» **EXTRACT TO READ**:
────────────────────
Destined Warrior or Designated Worrier?

I would like to think that we are all warriors, actively fighting the battles that everyday brings us to accomplish our goals, help others, and make the world a better place for playing our part in it. I unfortunately find that while many share in this thought, many others do not. Some people live their life meaninglessly, without a regard for their place in it or how they can impact it to leave it better than when they arrived. We are human after all, and sacrificing the greater good for temporary comforts is most likely somehow embedded into our survival instincts. I try to think about what I can do in any situation to make it better, help others, and do the right thing.

The way I see it is that if I have the ability to help, it is my responsibility to do so. To my astonishment, I find myself often challenged by phrases like “relax, you’re going to kill yourself,” “that’s not your problem to worry about,” “there’s nothing you can do about that.” “you did everything you can do in that situation, that’s all you can do,” or the worst of all, “you did your job." I just find these answers unsatisfying and unsatisfactory. While in some cases there truly is nothing you can do, in others, a little extra effort would have changed everything. While I hope to one day become a warrior for change, I cannot escape the perception by some as being a worrier of things I cannot change. Am I the only one out there who feels this way?

There are 7.6 Billion people in this world right now. Assuming we only get 1 life and this is it, then if we merely are born, breathe, and die we have only impacted 0.0000000013% (that’s 10 zeros) of the world. That is all that we are guaranteed. That’s all you get if you go through life and do nothing for anyone else, ever. If you positively impact just one other person, you have doubled your impact, if you impact 2, you have tripled it, and the pattern continues to create your total percentage of impact. Imagine if everyone positively impacted just 1 other person. While not everyone lives a selfless life of service toward others, there are fortunately some that do and some that have found the balance of helping others while living their own best life at the same time. The message is not that we all have to be Mother Teresa, but that there is a reason we appreciate her message and what she has a done.

I think about people who have been successful and, without being required or asked, use it to help so many others. Imagine the impact percentage of people like Oprah Winfrey, Ellen Degeneres, Joel Osteen, Bill Gates, and Warren Buffett to name a few off the top of my head. It was even Andrew Carnegie who said that "No man can become rich without himself enriching others." These are the Warriors who give me hope that I am not just a worrier but a warrior with a worthy cause. My real question for all of these people is: did they set out in their careers initially with any idea as to who they wanted to be, what they wanted to become, how they would do it and why? Are these questions important and is success something that was destined for them or did they do it entirely with their own hard work and grit? Somehow, I have to believe that someone, somewhere helped these people to make their big break or figure out what they wanted to do. Perhaps this is what inspires them to give back.

I think that I often find myself dazzled by all that is going on around me and picture myself doing so many different things that it is hard for me to focus on one specific idea and follow it for fear of making the wrong decision and getting in too deep. I have found that once I settle into a role, I perform at high pace and do all that I can to exemplify the qualities that the role requires. I think about my Grandma’s words, “Life is one big act, and I guess I’m a pretty good actress.” I look up to much of what my grandmother stood for and accomplished so is she right? Is it a matter of being something rather than doing something?

This post has most certainly brought about more questions than answers. As I have said before, I do not pretend to know everything and any advice that I give is that of a true amateur. I am trying to figure out this thing called life and my only peace of mind at times comes from the understanding that I am not the only one who often finds himself lost or confused.

For the time being, I will keep doing what I am doing. I will keep rooting for the underdog, helping the people whom I am in the position to help, and I will keep fixing the problems in front of me that I believe need to be fixed. Given the problems in the world today, I would have to believe that if everyone worried a little bit more, everyone would have to worry a little bit less. Perhaps this is how we transform the concept of being a worrier to being a warrior.
────────────────────
» **GIVEN PROBLEM A**:
Quote the essay on warriors and worriers between "This post has" and "being a warrior.", inclusive.
The essay on warriors and worriers and the entries that come after it are unrelated material.

» **Data records**:
────────────────────
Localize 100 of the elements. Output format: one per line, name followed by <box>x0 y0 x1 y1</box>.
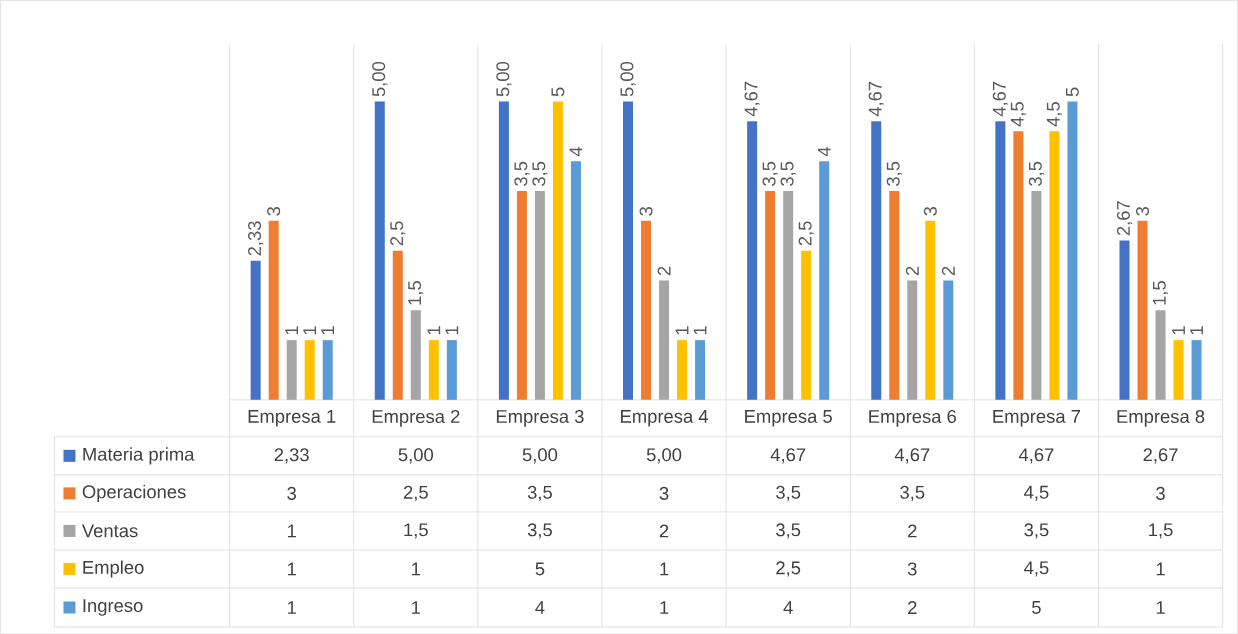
data-label: 3,5 <box>527 523 552 539</box>
data-label: 2 <box>908 600 917 614</box>
text: 2 <box>941 266 955 275</box>
bar <box>1191 339 1202 400</box>
bar <box>552 101 563 400</box>
text: 1,5 <box>1153 280 1169 305</box>
bar <box>1119 240 1130 400</box>
x-tick-label: Empresa 2 <box>372 409 460 427</box>
bar <box>1013 131 1024 400</box>
text: 1 <box>1190 326 1203 335</box>
bar <box>1173 339 1184 400</box>
bar <box>765 190 776 400</box>
text: 5,00 <box>372 61 388 97</box>
data-label: 1 <box>1156 600 1165 614</box>
text: 5,00 <box>496 61 512 97</box>
data-label: 1 <box>287 600 296 614</box>
data-label: 1 <box>660 562 669 576</box>
data-label: 4 <box>535 600 545 614</box>
text: 3,5 <box>532 161 548 186</box>
legend-label: Materia prima <box>83 447 195 465</box>
text: 3,5 <box>514 161 530 186</box>
text: 3,5 <box>762 161 778 186</box>
data-label: 2,5 <box>776 561 801 577</box>
text: 2,5 <box>798 221 814 246</box>
text: 2 <box>657 266 671 275</box>
bar <box>250 260 261 400</box>
data-label: 3,5 <box>527 485 552 501</box>
bar <box>1155 310 1166 400</box>
text: 4 <box>817 146 831 157</box>
text: 2 <box>905 266 919 275</box>
text: 3 <box>1135 206 1150 216</box>
text: 1 <box>427 326 441 335</box>
bar <box>516 190 527 400</box>
bar <box>392 250 403 400</box>
bar <box>995 120 1006 400</box>
bar <box>801 250 812 400</box>
bar <box>695 339 706 400</box>
x-tick-label: Empresa 1 <box>248 409 336 427</box>
text: 1 <box>693 326 707 335</box>
data-label: 3,5 <box>776 523 801 539</box>
text: 3,5 <box>886 161 902 186</box>
text: 1 <box>675 326 689 335</box>
x-tick-label: Empresa 6 <box>869 409 957 427</box>
data-label: 2,67 <box>1143 448 1178 464</box>
x-tick-label: Empresa 7 <box>993 409 1080 427</box>
text: 2,5 <box>390 221 406 246</box>
bar <box>304 339 315 400</box>
data-label: 5 <box>535 562 545 576</box>
bar <box>889 190 900 400</box>
text: 3 <box>639 206 653 216</box>
text: 1 <box>285 326 299 335</box>
bar <box>925 220 936 400</box>
bar <box>1049 131 1060 400</box>
data-label: 4 <box>783 600 793 614</box>
data-label: 2 <box>908 524 917 538</box>
text: 4,5 <box>1010 101 1026 127</box>
data-label: 4,5 <box>1024 485 1049 501</box>
text: 4,67 <box>992 81 1008 117</box>
text: 5 <box>551 87 565 97</box>
data-label: 1 <box>412 600 421 614</box>
bar <box>374 101 385 400</box>
bar <box>907 280 918 400</box>
bar <box>623 101 634 400</box>
data-label: 3,5 <box>776 485 801 501</box>
bar <box>322 339 333 400</box>
legend-label: Operaciones <box>82 484 186 502</box>
text: 5 <box>1066 87 1079 97</box>
data-label: 1 <box>287 562 296 576</box>
data-label: 1 <box>287 524 296 538</box>
data-label: 3 <box>659 486 669 500</box>
data-label: 1 <box>412 562 421 576</box>
data-label: 1,5 <box>404 523 428 539</box>
data-label: 3 <box>907 562 917 576</box>
x-tick-label: Empresa 4 <box>621 409 709 427</box>
text: 1 <box>1172 326 1185 335</box>
data-label: 3 <box>1156 486 1165 500</box>
legend-label: Ventas <box>81 524 138 538</box>
data-label: 4,67 <box>770 448 806 464</box>
bar <box>659 280 670 400</box>
bar <box>534 190 545 400</box>
bar <box>498 101 509 400</box>
text: 4,5 <box>1046 101 1062 127</box>
x-tick-label: Empresa 5 <box>745 409 832 427</box>
text: 1,5 <box>408 280 424 305</box>
text: 4,67 <box>744 81 760 117</box>
data-label: 1,5 <box>1149 523 1173 539</box>
data-label: 2,5 <box>403 485 428 501</box>
data-label: 5,00 <box>646 448 682 464</box>
data-label: 4,67 <box>894 448 930 464</box>
data-label: 5,00 <box>522 448 558 464</box>
legend-label: Empleo <box>83 560 144 578</box>
bar <box>783 190 794 400</box>
bar <box>747 120 758 400</box>
text: 2,33 <box>248 221 264 256</box>
text: 1 <box>303 326 317 335</box>
bar <box>570 160 581 400</box>
x-tick-label: Empresa 8 <box>1117 409 1205 427</box>
bar <box>286 339 297 400</box>
text: 4,67 <box>868 81 884 117</box>
bar <box>1067 101 1078 400</box>
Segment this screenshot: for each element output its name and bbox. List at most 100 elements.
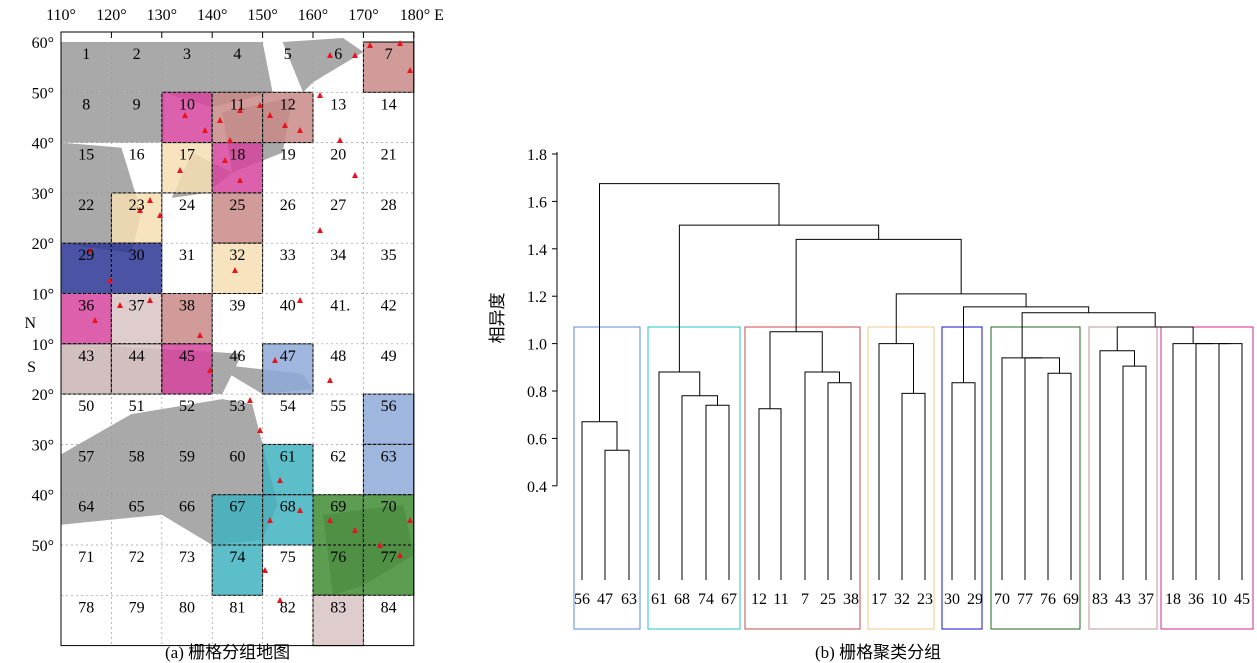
event-marker (317, 227, 323, 233)
cell-label: 42 (381, 298, 397, 315)
cell-label: 22 (78, 197, 94, 214)
map-frame (60, 31, 415, 647)
cell-label: 15 (78, 147, 94, 164)
leaf-label: 63 (621, 591, 637, 608)
group-cell (60, 242, 112, 294)
event-marker (297, 127, 303, 133)
leaf-label: 7 (801, 591, 809, 608)
latitude-label: 30° (32, 437, 54, 454)
longitude-label: 140° (197, 7, 227, 24)
leaf-label: 70 (994, 591, 1010, 608)
cell-label: 30 (129, 247, 145, 264)
cell-label: 17 (179, 147, 195, 164)
dendrogram-link (878, 343, 914, 580)
latitude-label: 40° (32, 488, 54, 505)
dendrogram-figure: 1.8 1.6 1.4 1.2 1.0 0.8 0.6 0.4 相异度 56 47 63 61 68 74 6… (488, 147, 1254, 630)
event-marker (202, 127, 208, 133)
cell-label: 10 (179, 96, 195, 113)
cell-label: 32 (229, 247, 245, 264)
cell-label: 24 (179, 197, 195, 214)
dendrogram-link (678, 224, 880, 373)
latitude-label: 50° (32, 85, 54, 102)
dendrogram-link (1001, 357, 1043, 580)
cluster-box (573, 326, 641, 630)
cell-label: 47 (280, 348, 296, 365)
cell-label: 37 (129, 298, 145, 315)
event-marker (352, 172, 358, 178)
cell-label: 58 (129, 448, 145, 465)
dendrogram-link (581, 421, 618, 580)
group-cell (362, 443, 415, 496)
event-marker (257, 102, 263, 108)
dendrogram-link (895, 293, 1027, 344)
dendrogram-link (795, 238, 962, 332)
leaf-label: 43 (1115, 591, 1131, 608)
map-caption: (a) 栅格分组地图 (165, 643, 291, 662)
event-marker (177, 167, 183, 173)
leaf-label: 47 (597, 591, 613, 608)
leaf-label: 36 (1188, 591, 1204, 608)
cell-label: 71 (78, 549, 94, 566)
event-marker (147, 197, 153, 203)
latitude-label: 30° (32, 186, 54, 203)
y-tick-label: 1.2 (527, 289, 547, 306)
cell-label: 26 (280, 197, 296, 214)
cluster-box (647, 326, 741, 630)
latitude-label: 40° (32, 136, 54, 153)
event-marker (337, 137, 343, 143)
cell-label: 43 (78, 348, 94, 365)
group-cell (312, 594, 364, 647)
leaf-label: 61 (651, 591, 667, 608)
cell-label: 34 (330, 247, 346, 264)
leaf-label: 25 (820, 591, 836, 608)
cell-label: 21 (381, 147, 397, 164)
cell-label: 46 (229, 348, 245, 365)
event-marker (327, 377, 333, 383)
cell-label: 12 (280, 96, 296, 113)
cell-label: 55 (330, 398, 346, 415)
cell-label: 53 (229, 398, 245, 415)
cell-label: 77 (381, 549, 397, 566)
dendrogram-links (581, 183, 1243, 580)
event-marker (407, 67, 413, 73)
cell-label: 69 (330, 499, 346, 516)
event-marker (397, 552, 403, 558)
leaf-label: 76 (1040, 591, 1056, 608)
leaf-label: 67 (721, 591, 737, 608)
leaf-label: 17 (871, 591, 887, 608)
cell-label: 48 (330, 348, 346, 365)
dendrogram-link (1099, 350, 1135, 580)
cell-label: 79 (129, 599, 145, 616)
cell-label: 61 (280, 448, 296, 465)
cell-label: 40 (280, 298, 296, 315)
cell-label: 27 (330, 197, 346, 214)
y-tick-label: 1.6 (527, 194, 547, 211)
leaf-label: 69 (1063, 591, 1079, 608)
cell-label: 5 (284, 46, 292, 63)
y-tick-label: 1.8 (527, 147, 547, 164)
cell-label: 33 (280, 247, 296, 264)
leaf-label: 45 (1234, 591, 1250, 608)
y-axis (552, 152, 558, 487)
cell-label: 52 (179, 398, 195, 415)
y-tick-label: 0.8 (527, 384, 547, 401)
event-marker (267, 112, 273, 118)
y-tick-labels: 1.8 1.6 1.4 1.2 1.0 0.8 0.6 0.4 (527, 147, 547, 496)
dendrogram-link (599, 183, 780, 422)
dendrogram-link (951, 382, 976, 580)
leaf-label: 30 (944, 591, 960, 608)
event-marker (352, 52, 358, 58)
event-markers (87, 40, 413, 603)
y-tick-label: 1.0 (527, 337, 547, 354)
cell-label: 38 (179, 298, 195, 315)
cell-label: 60 (229, 448, 245, 465)
cell-label: 73 (179, 549, 195, 566)
dendrogram-link (1218, 343, 1243, 580)
event-marker (117, 302, 123, 308)
cell-label: 2 (133, 46, 141, 63)
leaf-label: 32 (894, 591, 910, 608)
dendrogram-link (1047, 372, 1072, 580)
cell-label: 62 (330, 448, 346, 465)
cell-label: 65 (129, 499, 145, 516)
cell-label: 63 (381, 448, 397, 465)
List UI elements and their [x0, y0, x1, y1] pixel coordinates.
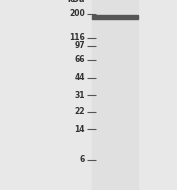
Text: 22: 22 [75, 108, 85, 116]
Bar [92, 15, 138, 19]
Text: 6: 6 [80, 155, 85, 165]
Text: 44: 44 [75, 74, 85, 82]
Bar [92, 0, 138, 190]
Text: 97: 97 [74, 41, 85, 51]
Text: 14: 14 [75, 124, 85, 134]
Text: 31: 31 [75, 90, 85, 100]
Text: 200: 200 [69, 10, 85, 18]
Text: 66: 66 [75, 55, 85, 64]
Text: 116: 116 [69, 33, 85, 43]
Text: kDa: kDa [67, 0, 85, 4]
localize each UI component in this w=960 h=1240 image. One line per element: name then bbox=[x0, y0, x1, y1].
────────────────────
» **GIVEN PROBLEM B**:
Lay out the lines of the entries between the line holding "Text: 22: 22 [75, 108, 85, 116]" and the line holding "Text: 200: 200 [69, 10, 85, 18]", inclusive, as a numbered list with blank lines left out.

» **TASK SOLUTION A**:
This post has most certainly brought about more questions than answers. As I have said before, I do not pretend to know everything and any advice that I give is that of a true amateur. I am trying to figure out this thing called life and my only peace of mind at times comes from the understanding that I am not the only one who often finds himself lost or confused.

For the time being, I will keep doing what I am doing. I will keep rooting for the underdog, helping the people whom I am in the position to help, and I will keep fixing the problems in front of me that I believe need to be fixed. Given the problems in the world today, I would have to believe that if everyone worried a little bit more, everyone would have to worry a little bit less. Perhaps this is how we transform the concept of being a worrier to being a warrior.

» **TASK SOLUTION B**:
1. Text: 22: 22 [75, 108, 85, 116]
2. Bar [92, 15, 138, 19]
3. Text: 6: 6 [80, 155, 85, 165]
4. Text: 44: 44 [75, 74, 85, 82]
5. Bar [92, 0, 138, 190]
6. Text: 97: 97 [74, 41, 85, 51]
7. Text: 14: 14 [75, 124, 85, 134]
8. Text: 31: 31 [75, 90, 85, 100]
9. Text: 200: 200 [69, 10, 85, 18]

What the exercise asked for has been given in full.